**WRITTEN EXERCISE**
Extract each line of the records below that contains the word "Earth".

**DATASET EXCERPTS**

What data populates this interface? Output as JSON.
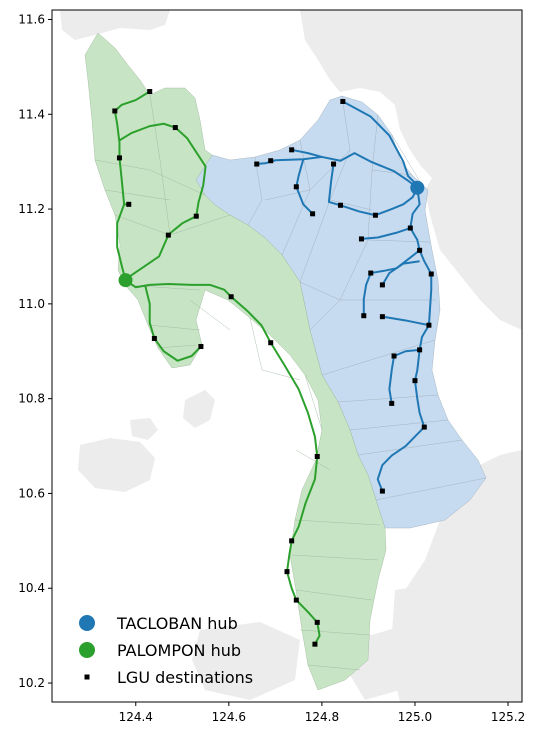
{
  "colors": {
    "tacloban": "#1f77b4",
    "palompon": "#2ca02c",
    "tacloban_region": "#c6dbef",
    "palompon_region": "#c7e5c4",
    "land": "#ececec",
    "destination": "#000000"
  },
  "axes": {
    "xlim": [
      124.22,
      125.23
    ],
    "ylim": [
      10.16,
      11.62
    ],
    "xticks": [
      124.4,
      124.6,
      124.8,
      125.0,
      125.2
    ],
    "yticks": [
      10.2,
      10.4,
      10.6,
      10.8,
      11.0,
      11.2,
      11.4,
      11.6
    ],
    "xtick_labels": [
      "124.4",
      "124.6",
      "124.8",
      "125.0",
      "125.2"
    ],
    "ytick_labels": [
      "10.2",
      "10.4",
      "10.6",
      "10.8",
      "11.0",
      "11.2",
      "11.4",
      "11.6"
    ]
  },
  "legend": {
    "placement": "lower-left",
    "items": [
      {
        "label": "TACLOBAN hub",
        "marker": "circle",
        "color": "#1f77b4"
      },
      {
        "label": "PALOMPON hub",
        "marker": "circle",
        "color": "#2ca02c"
      },
      {
        "label": "LGU destinations",
        "marker": "square",
        "color": "#000000"
      }
    ]
  },
  "hubs": {
    "tacloban": {
      "lon": 125.005,
      "lat": 11.245
    },
    "palompon": {
      "lon": 124.378,
      "lat": 11.05
    }
  },
  "destinations": {
    "tacloban": [
      [
        124.845,
        11.427
      ],
      [
        124.66,
        11.295
      ],
      [
        124.69,
        11.302
      ],
      [
        124.735,
        11.325
      ],
      [
        124.825,
        11.295
      ],
      [
        124.745,
        11.247
      ],
      [
        124.78,
        11.19
      ],
      [
        124.84,
        11.208
      ],
      [
        124.915,
        11.187
      ],
      [
        124.885,
        11.137
      ],
      [
        124.99,
        11.16
      ],
      [
        125.01,
        11.113
      ],
      [
        124.905,
        11.065
      ],
      [
        125.035,
        11.063
      ],
      [
        124.93,
        11.04
      ],
      [
        124.89,
        10.975
      ],
      [
        124.93,
        10.973
      ],
      [
        125.03,
        10.955
      ],
      [
        125.01,
        10.903
      ],
      [
        124.955,
        10.89
      ],
      [
        125.0,
        10.838
      ],
      [
        124.95,
        10.79
      ],
      [
        125.02,
        10.74
      ],
      [
        124.93,
        10.605
      ]
    ],
    "palompon": [
      [
        124.43,
        11.448
      ],
      [
        124.355,
        11.407
      ],
      [
        124.485,
        11.372
      ],
      [
        124.365,
        11.308
      ],
      [
        124.385,
        11.21
      ],
      [
        124.53,
        11.185
      ],
      [
        124.47,
        11.145
      ],
      [
        124.605,
        11.015
      ],
      [
        124.44,
        10.927
      ],
      [
        124.54,
        10.91
      ],
      [
        124.69,
        10.918
      ],
      [
        124.79,
        10.678
      ],
      [
        124.735,
        10.5
      ],
      [
        124.725,
        10.435
      ],
      [
        124.745,
        10.375
      ],
      [
        124.79,
        10.328
      ],
      [
        124.785,
        10.282
      ]
    ]
  },
  "routes": {
    "tacloban": [
      [
        [
          125.005,
          11.245
        ],
        [
          125.0,
          11.255
        ],
        [
          124.985,
          11.27
        ],
        [
          124.975,
          11.3
        ],
        [
          124.945,
          11.355
        ],
        [
          124.905,
          11.395
        ],
        [
          124.845,
          11.427
        ]
      ],
      [
        [
          125.005,
          11.245
        ],
        [
          124.985,
          11.26
        ],
        [
          124.955,
          11.28
        ],
        [
          124.905,
          11.3
        ],
        [
          124.87,
          11.318
        ],
        [
          124.84,
          11.302
        ],
        [
          124.8,
          11.31
        ],
        [
          124.76,
          11.305
        ],
        [
          124.7,
          11.303
        ],
        [
          124.68,
          11.297
        ],
        [
          124.66,
          11.295
        ]
      ],
      [
        [
          124.8,
          11.31
        ],
        [
          124.77,
          11.318
        ],
        [
          124.735,
          11.325
        ]
      ],
      [
        [
          124.825,
          11.295
        ],
        [
          124.82,
          11.26
        ],
        [
          124.815,
          11.215
        ],
        [
          124.84,
          11.208
        ]
      ],
      [
        [
          124.76,
          11.305
        ],
        [
          124.75,
          11.27
        ],
        [
          124.745,
          11.247
        ],
        [
          124.76,
          11.21
        ],
        [
          124.78,
          11.19
        ]
      ],
      [
        [
          124.84,
          11.208
        ],
        [
          124.88,
          11.195
        ],
        [
          124.915,
          11.187
        ],
        [
          124.95,
          11.2
        ],
        [
          124.975,
          11.21
        ],
        [
          124.995,
          11.225
        ],
        [
          125.005,
          11.245
        ]
      ],
      [
        [
          125.005,
          11.245
        ],
        [
          125.01,
          11.21
        ],
        [
          124.995,
          11.19
        ],
        [
          124.99,
          11.16
        ]
      ],
      [
        [
          124.99,
          11.16
        ],
        [
          124.96,
          11.15
        ],
        [
          124.92,
          11.14
        ],
        [
          124.885,
          11.137
        ]
      ],
      [
        [
          124.99,
          11.16
        ],
        [
          125.005,
          11.135
        ],
        [
          125.01,
          11.113
        ],
        [
          125.02,
          11.09
        ],
        [
          125.035,
          11.063
        ],
        [
          125.035,
          11.03
        ],
        [
          125.03,
          10.955
        ],
        [
          125.015,
          10.93
        ],
        [
          125.01,
          10.903
        ],
        [
          125.005,
          10.86
        ],
        [
          125.0,
          10.838
        ],
        [
          125.005,
          10.8
        ],
        [
          125.01,
          10.77
        ],
        [
          125.02,
          10.74
        ]
      ],
      [
        [
          125.01,
          11.113
        ],
        [
          124.98,
          11.09
        ],
        [
          124.96,
          11.075
        ],
        [
          124.935,
          11.07
        ],
        [
          124.905,
          11.065
        ],
        [
          124.895,
          11.04
        ],
        [
          124.89,
          11.01
        ],
        [
          124.89,
          10.975
        ]
      ],
      [
        [
          125.01,
          11.09
        ],
        [
          124.975,
          11.085
        ],
        [
          124.945,
          11.065
        ],
        [
          124.93,
          11.04
        ]
      ],
      [
        [
          125.03,
          10.955
        ],
        [
          124.98,
          10.965
        ],
        [
          124.93,
          10.973
        ]
      ],
      [
        [
          125.01,
          10.903
        ],
        [
          124.98,
          10.9
        ],
        [
          124.955,
          10.89
        ],
        [
          124.95,
          10.86
        ],
        [
          124.945,
          10.82
        ],
        [
          124.95,
          10.79
        ]
      ],
      [
        [
          125.02,
          10.74
        ],
        [
          125.0,
          10.72
        ],
        [
          124.98,
          10.7
        ],
        [
          124.95,
          10.68
        ],
        [
          124.93,
          10.66
        ],
        [
          124.92,
          10.63
        ],
        [
          124.93,
          10.605
        ]
      ]
    ],
    "palompon": [
      [
        [
          124.378,
          11.05
        ],
        [
          124.37,
          11.08
        ],
        [
          124.36,
          11.12
        ],
        [
          124.36,
          11.17
        ],
        [
          124.375,
          11.21
        ],
        [
          124.385,
          11.21
        ]
      ],
      [
        [
          124.375,
          11.21
        ],
        [
          124.37,
          11.26
        ],
        [
          124.365,
          11.308
        ],
        [
          124.365,
          11.34
        ],
        [
          124.36,
          11.38
        ],
        [
          124.355,
          11.407
        ],
        [
          124.37,
          11.42
        ],
        [
          124.4,
          11.43
        ],
        [
          124.43,
          11.448
        ]
      ],
      [
        [
          124.365,
          11.345
        ],
        [
          124.39,
          11.36
        ],
        [
          124.43,
          11.375
        ],
        [
          124.46,
          11.38
        ],
        [
          124.485,
          11.372
        ],
        [
          124.51,
          11.35
        ],
        [
          124.53,
          11.32
        ],
        [
          124.55,
          11.29
        ],
        [
          124.545,
          11.25
        ],
        [
          124.535,
          11.215
        ],
        [
          124.53,
          11.185
        ]
      ],
      [
        [
          124.53,
          11.185
        ],
        [
          124.5,
          11.17
        ],
        [
          124.475,
          11.15
        ],
        [
          124.47,
          11.145
        ],
        [
          124.45,
          11.1
        ],
        [
          124.42,
          11.08
        ],
        [
          124.39,
          11.06
        ],
        [
          124.378,
          11.05
        ]
      ],
      [
        [
          124.378,
          11.05
        ],
        [
          124.4,
          11.035
        ],
        [
          124.43,
          11.04
        ],
        [
          124.47,
          11.042
        ],
        [
          124.52,
          11.04
        ],
        [
          124.56,
          11.04
        ],
        [
          124.59,
          11.03
        ],
        [
          124.605,
          11.015
        ],
        [
          124.64,
          10.985
        ],
        [
          124.67,
          10.955
        ],
        [
          124.69,
          10.918
        ],
        [
          124.72,
          10.87
        ],
        [
          124.75,
          10.82
        ],
        [
          124.77,
          10.77
        ],
        [
          124.785,
          10.72
        ],
        [
          124.79,
          10.678
        ],
        [
          124.785,
          10.63
        ],
        [
          124.765,
          10.58
        ],
        [
          124.75,
          10.53
        ],
        [
          124.735,
          10.5
        ],
        [
          124.73,
          10.47
        ],
        [
          124.725,
          10.435
        ],
        [
          124.735,
          10.4
        ],
        [
          124.745,
          10.375
        ],
        [
          124.77,
          10.35
        ],
        [
          124.79,
          10.328
        ],
        [
          124.795,
          10.3
        ],
        [
          124.785,
          10.282
        ]
      ],
      [
        [
          124.42,
          11.04
        ],
        [
          124.43,
          11.0
        ],
        [
          124.43,
          10.96
        ],
        [
          124.44,
          10.927
        ],
        [
          124.46,
          10.9
        ],
        [
          124.49,
          10.88
        ],
        [
          124.52,
          10.89
        ],
        [
          124.54,
          10.91
        ]
      ]
    ]
  }
}
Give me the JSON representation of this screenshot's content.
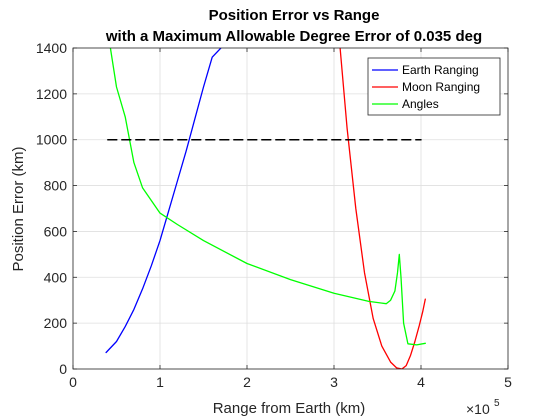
{
  "chart_data": {
    "type": "line",
    "title": [
      "Position Error vs Range",
      "with a Maximum Allowable Degree Error of 0.035 deg"
    ],
    "xlabel": "Range from Earth (km)",
    "ylabel": "Position Error (km)",
    "x_exponent_label": "×10",
    "x_exponent_power": "5",
    "x_exponent": 5,
    "xlim": [
      0,
      5
    ],
    "ylim": [
      0,
      1400
    ],
    "xticks": [
      0,
      1,
      2,
      3,
      4,
      5
    ],
    "yticks": [
      0,
      200,
      400,
      600,
      800,
      1000,
      1200,
      1400
    ],
    "grid": true,
    "legend_position": "top-right",
    "series": [
      {
        "name": "Earth Ranging",
        "color": "#0000ff",
        "x": [
          0.38,
          0.5,
          0.6,
          0.7,
          0.8,
          0.9,
          1.0,
          1.1,
          1.2,
          1.3,
          1.4,
          1.5,
          1.6,
          1.7
        ],
        "y": [
          72,
          120,
          185,
          260,
          350,
          450,
          560,
          690,
          820,
          950,
          1090,
          1230,
          1360,
          1400
        ]
      },
      {
        "name": "Moon Ranging",
        "color": "#ff0000",
        "x": [
          3.07,
          3.15,
          3.25,
          3.35,
          3.45,
          3.55,
          3.65,
          3.72,
          3.78,
          3.83,
          3.88,
          3.93,
          3.98,
          4.02,
          4.05
        ],
        "y": [
          1400,
          1050,
          700,
          420,
          220,
          100,
          30,
          5,
          0,
          15,
          60,
          120,
          190,
          250,
          305
        ]
      },
      {
        "name": "Angles",
        "color": "#00ff00",
        "x": [
          0.43,
          0.5,
          0.6,
          0.7,
          0.8,
          1.0,
          1.2,
          1.5,
          2.0,
          2.5,
          3.0,
          3.4,
          3.6,
          3.65,
          3.7,
          3.73,
          3.75,
          3.77,
          3.8,
          3.85,
          3.95,
          4.05
        ],
        "y": [
          1400,
          1230,
          1100,
          900,
          790,
          680,
          630,
          560,
          460,
          390,
          330,
          295,
          285,
          300,
          340,
          420,
          500,
          400,
          200,
          110,
          105,
          112
        ]
      },
      {
        "name": "",
        "color": "#000000",
        "dashed": true,
        "show_in_legend": false,
        "x": [
          0.4,
          4.0
        ],
        "y": [
          1000,
          1000
        ]
      }
    ]
  }
}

**EXERCISE ANSWER**
    "xlabel": "Range from Earth (km)",
        "name": "Earth Ranging",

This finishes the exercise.